## PROBLEM STATEMENT
Every entry should be repeated exactly. Omit the pictures.

:: GIVEN INFORMATION

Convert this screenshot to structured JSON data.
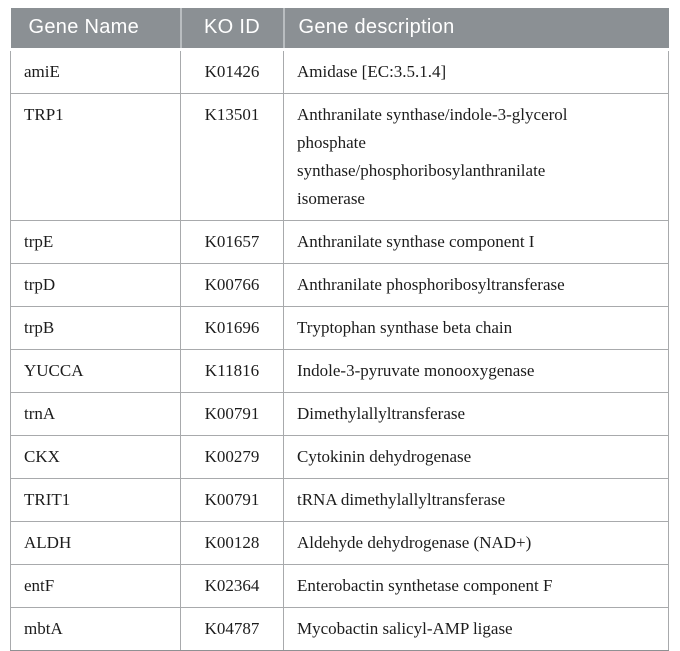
{
  "table": {
    "columns": [
      "Gene Name",
      "KO ID",
      "Gene description"
    ],
    "rows": [
      {
        "gene_name": "amiE",
        "ko_id": "K01426",
        "description": "Amidase [EC:3.5.1.4]"
      },
      {
        "gene_name": "TRP1",
        "ko_id": "K13501",
        "description": "Anthranilate synthase/indole-3-glycerol\nphosphate\nsynthase/phosphoribosylanthranilate\nisomerase"
      },
      {
        "gene_name": "trpE",
        "ko_id": "K01657",
        "description": "Anthranilate synthase component I"
      },
      {
        "gene_name": "trpD",
        "ko_id": "K00766",
        "description": "Anthranilate phosphoribosyltransferase"
      },
      {
        "gene_name": "trpB",
        "ko_id": "K01696",
        "description": "Tryptophan synthase beta chain"
      },
      {
        "gene_name": "YUCCA",
        "ko_id": "K11816",
        "description": "Indole-3-pyruvate monooxygenase"
      },
      {
        "gene_name": "trnA",
        "ko_id": "K00791",
        "description": "Dimethylallyltransferase"
      },
      {
        "gene_name": "CKX",
        "ko_id": "K00279",
        "description": "Cytokinin dehydrogenase"
      },
      {
        "gene_name": "TRIT1",
        "ko_id": "K00791",
        "description": "tRNA dimethylallyltransferase"
      },
      {
        "gene_name": "ALDH",
        "ko_id": "K00128",
        "description": "Aldehyde dehydrogenase (NAD+)"
      },
      {
        "gene_name": "entF",
        "ko_id": "K02364",
        "description": "Enterobactin synthetase component F"
      },
      {
        "gene_name": "mbtA",
        "ko_id": "K04787",
        "description": "Mycobactin salicyl-AMP ligase"
      }
    ]
  },
  "colors": {
    "header_bg": "#8b9094",
    "header_text": "#ffffff",
    "header_separator": "#b9bdc0",
    "border": "#a8aaac",
    "border_dark": "#8f9193",
    "body_text": "#1c1c1c",
    "page_bg": "#ffffff"
  }
}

::::

## RESULT FOR THIS TASK
Convert this screenshot to structured JSON data.
{
  "table": {
    "columns": [
      "Gene Name",
      "KO ID",
      "Gene description"
    ],
    "rows": [
      {
        "gene_name": "amiE",
        "ko_id": "K01426",
        "description": "Amidase [EC:3.5.1.4]"
      },
      {
        "gene_name": "TRP1",
        "ko_id": "K13501",
        "description": "Anthranilate synthase/indole-3-glycerol\nphosphate\nsynthase/phosphoribosylanthranilate\nisomerase"
      },
      {
        "gene_name": "trpE",
        "ko_id": "K01657",
        "description": "Anthranilate synthase component I"
      },
      {
        "gene_name": "trpD",
        "ko_id": "K00766",
        "description": "Anthranilate phosphoribosyltransferase"
      },
      {
        "gene_name": "trpB",
        "ko_id": "K01696",
        "description": "Tryptophan synthase beta chain"
      },
      {
        "gene_name": "YUCCA",
        "ko_id": "K11816",
        "description": "Indole-3-pyruvate monooxygenase"
      },
      {
        "gene_name": "trnA",
        "ko_id": "K00791",
        "description": "Dimethylallyltransferase"
      },
      {
        "gene_name": "CKX",
        "ko_id": "K00279",
        "description": "Cytokinin dehydrogenase"
      },
      {
        "gene_name": "TRIT1",
        "ko_id": "K00791",
        "description": "tRNA dimethylallyltransferase"
      },
      {
        "gene_name": "ALDH",
        "ko_id": "K00128",
        "description": "Aldehyde dehydrogenase (NAD+)"
      },
      {
        "gene_name": "entF",
        "ko_id": "K02364",
        "description": "Enterobactin synthetase component F"
      },
      {
        "gene_name": "mbtA",
        "ko_id": "K04787",
        "description": "Mycobactin salicyl-AMP ligase"
      }
    ]
  },
  "colors": {
    "header_bg": "#8b9094",
    "header_text": "#ffffff",
    "header_separator": "#b9bdc0",
    "border": "#a8aaac",
    "border_dark": "#8f9193",
    "body_text": "#1c1c1c",
    "page_bg": "#ffffff"
  }
}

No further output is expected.